Your instructions »
Reproduce all entries precisely, down to the last character.
──────── Dataset extract ────────
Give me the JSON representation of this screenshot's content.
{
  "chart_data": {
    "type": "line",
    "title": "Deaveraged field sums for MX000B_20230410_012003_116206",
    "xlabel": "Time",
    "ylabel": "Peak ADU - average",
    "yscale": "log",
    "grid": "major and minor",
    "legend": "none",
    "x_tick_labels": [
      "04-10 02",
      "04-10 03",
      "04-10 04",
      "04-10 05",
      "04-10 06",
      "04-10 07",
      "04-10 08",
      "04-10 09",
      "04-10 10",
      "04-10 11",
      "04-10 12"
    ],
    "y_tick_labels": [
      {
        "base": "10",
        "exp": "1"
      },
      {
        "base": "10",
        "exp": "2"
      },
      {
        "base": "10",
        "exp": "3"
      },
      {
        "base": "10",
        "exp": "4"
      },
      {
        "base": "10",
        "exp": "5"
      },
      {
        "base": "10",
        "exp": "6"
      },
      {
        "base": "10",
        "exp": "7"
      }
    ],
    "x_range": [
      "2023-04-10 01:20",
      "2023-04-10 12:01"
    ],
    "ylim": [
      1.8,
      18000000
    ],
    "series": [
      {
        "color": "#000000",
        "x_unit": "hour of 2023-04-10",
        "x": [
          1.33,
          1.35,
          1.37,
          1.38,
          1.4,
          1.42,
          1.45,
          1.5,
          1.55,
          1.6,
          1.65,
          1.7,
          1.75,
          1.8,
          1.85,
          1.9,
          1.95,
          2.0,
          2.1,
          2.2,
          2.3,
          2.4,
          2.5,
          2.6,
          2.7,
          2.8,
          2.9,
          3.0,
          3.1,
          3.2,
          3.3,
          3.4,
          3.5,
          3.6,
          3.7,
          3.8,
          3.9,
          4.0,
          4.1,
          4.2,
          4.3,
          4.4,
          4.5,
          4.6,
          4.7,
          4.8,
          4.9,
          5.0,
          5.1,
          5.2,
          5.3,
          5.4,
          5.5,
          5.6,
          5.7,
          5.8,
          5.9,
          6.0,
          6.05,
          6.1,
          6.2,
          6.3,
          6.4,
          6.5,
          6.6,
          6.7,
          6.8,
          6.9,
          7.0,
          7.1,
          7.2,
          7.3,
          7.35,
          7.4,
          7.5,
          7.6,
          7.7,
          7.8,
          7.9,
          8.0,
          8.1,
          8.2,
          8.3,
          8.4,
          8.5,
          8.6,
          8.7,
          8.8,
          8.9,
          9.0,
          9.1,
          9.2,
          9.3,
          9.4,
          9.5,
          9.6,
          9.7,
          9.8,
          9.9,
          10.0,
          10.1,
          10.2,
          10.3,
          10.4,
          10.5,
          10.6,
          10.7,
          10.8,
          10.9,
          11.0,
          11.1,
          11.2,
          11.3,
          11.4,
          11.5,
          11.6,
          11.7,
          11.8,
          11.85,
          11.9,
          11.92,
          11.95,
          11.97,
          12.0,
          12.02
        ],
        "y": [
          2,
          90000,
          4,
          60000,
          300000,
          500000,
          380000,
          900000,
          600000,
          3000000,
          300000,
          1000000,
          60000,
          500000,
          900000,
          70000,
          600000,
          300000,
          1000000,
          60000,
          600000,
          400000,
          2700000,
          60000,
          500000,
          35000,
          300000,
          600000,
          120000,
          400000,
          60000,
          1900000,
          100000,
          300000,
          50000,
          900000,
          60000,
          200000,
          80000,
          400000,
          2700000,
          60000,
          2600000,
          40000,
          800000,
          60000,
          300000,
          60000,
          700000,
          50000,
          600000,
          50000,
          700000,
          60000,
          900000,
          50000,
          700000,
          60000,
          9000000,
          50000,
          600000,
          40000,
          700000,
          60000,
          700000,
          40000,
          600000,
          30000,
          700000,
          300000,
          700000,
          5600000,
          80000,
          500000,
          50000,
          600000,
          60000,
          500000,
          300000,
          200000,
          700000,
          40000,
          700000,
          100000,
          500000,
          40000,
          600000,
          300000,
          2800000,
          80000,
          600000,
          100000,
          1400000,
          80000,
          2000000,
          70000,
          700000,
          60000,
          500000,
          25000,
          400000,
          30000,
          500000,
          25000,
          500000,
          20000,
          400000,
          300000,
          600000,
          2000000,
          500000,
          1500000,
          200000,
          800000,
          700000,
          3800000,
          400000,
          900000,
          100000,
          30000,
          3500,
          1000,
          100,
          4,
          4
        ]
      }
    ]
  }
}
────────
Task response »
Give me the JSON representation of this screenshot's content.
{
  "chart_data": {
    "type": "line",
    "title": "Deaveraged field sums for MX000B_20230410_012003_116206",
    "xlabel": "Time",
    "ylabel": "Peak ADU - average",
    "yscale": "log",
    "grid": "major and minor",
    "legend": "none",
    "x_tick_labels": [
      "04-10 02",
      "04-10 03",
      "04-10 04",
      "04-10 05",
      "04-10 06",
      "04-10 07",
      "04-10 08",
      "04-10 09",
      "04-10 10",
      "04-10 11",
      "04-10 12"
    ],
    "y_tick_labels": [
      {
        "base": "10",
        "exp": "1"
      },
      {
        "base": "10",
        "exp": "2"
      },
      {
        "base": "10",
        "exp": "3"
      },
      {
        "base": "10",
        "exp": "4"
      },
      {
        "base": "10",
        "exp": "5"
      },
      {
        "base": "10",
        "exp": "6"
      },
      {
        "base": "10",
        "exp": "7"
      }
    ],
    "x_range": [
      "2023-04-10 01:20",
      "2023-04-10 12:01"
    ],
    "ylim": [
      1.8,
      18000000
    ],
    "series": [
      {
        "color": "#000000",
        "x_unit": "hour of 2023-04-10",
        "x": [
          1.33,
          1.35,
          1.37,
          1.38,
          1.4,
          1.42,
          1.45,
          1.5,
          1.55,
          1.6,
          1.65,
          1.7,
          1.75,
          1.8,
          1.85,
          1.9,
          1.95,
          2.0,
          2.1,
          2.2,
          2.3,
          2.4,
          2.5,
          2.6,
          2.7,
          2.8,
          2.9,
          3.0,
          3.1,
          3.2,
          3.3,
          3.4,
          3.5,
          3.6,
          3.7,
          3.8,
          3.9,
          4.0,
          4.1,
          4.2,
          4.3,
          4.4,
          4.5,
          4.6,
          4.7,
          4.8,
          4.9,
          5.0,
          5.1,
          5.2,
          5.3,
          5.4,
          5.5,
          5.6,
          5.7,
          5.8,
          5.9,
          6.0,
          6.05,
          6.1,
          6.2,
          6.3,
          6.4,
          6.5,
          6.6,
          6.7,
          6.8,
          6.9,
          7.0,
          7.1,
          7.2,
          7.3,
          7.35,
          7.4,
          7.5,
          7.6,
          7.7,
          7.8,
          7.9,
          8.0,
          8.1,
          8.2,
          8.3,
          8.4,
          8.5,
          8.6,
          8.7,
          8.8,
          8.9,
          9.0,
          9.1,
          9.2,
          9.3,
          9.4,
          9.5,
          9.6,
          9.7,
          9.8,
          9.9,
          10.0,
          10.1,
          10.2,
          10.3,
          10.4,
          10.5,
          10.6,
          10.7,
          10.8,
          10.9,
          11.0,
          11.1,
          11.2,
          11.3,
          11.4,
          11.5,
          11.6,
          11.7,
          11.8,
          11.85,
          11.9,
          11.92,
          11.95,
          11.97,
          12.0,
          12.02
        ],
        "y": [
          2,
          90000,
          4,
          60000,
          300000,
          500000,
          380000,
          900000,
          600000,
          3000000,
          300000,
          1000000,
          60000,
          500000,
          900000,
          70000,
          600000,
          300000,
          1000000,
          60000,
          600000,
          400000,
          2700000,
          60000,
          500000,
          35000,
          300000,
          600000,
          120000,
          400000,
          60000,
          1900000,
          100000,
          300000,
          50000,
          900000,
          60000,
          200000,
          80000,
          400000,
          2700000,
          60000,
          2600000,
          40000,
          800000,
          60000,
          300000,
          60000,
          700000,
          50000,
          600000,
          50000,
          700000,
          60000,
          900000,
          50000,
          700000,
          60000,
          9000000,
          50000,
          600000,
          40000,
          700000,
          60000,
          700000,
          40000,
          600000,
          30000,
          700000,
          300000,
          700000,
          5600000,
          80000,
          500000,
          50000,
          600000,
          60000,
          500000,
          300000,
          200000,
          700000,
          40000,
          700000,
          100000,
          500000,
          40000,
          600000,
          300000,
          2800000,
          80000,
          600000,
          100000,
          1400000,
          80000,
          2000000,
          70000,
          700000,
          60000,
          500000,
          25000,
          400000,
          30000,
          500000,
          25000,
          500000,
          20000,
          400000,
          300000,
          600000,
          2000000,
          500000,
          1500000,
          200000,
          800000,
          700000,
          3800000,
          400000,
          900000,
          100000,
          30000,
          3500,
          1000,
          100,
          4,
          4
        ]
      }
    ]
  }
}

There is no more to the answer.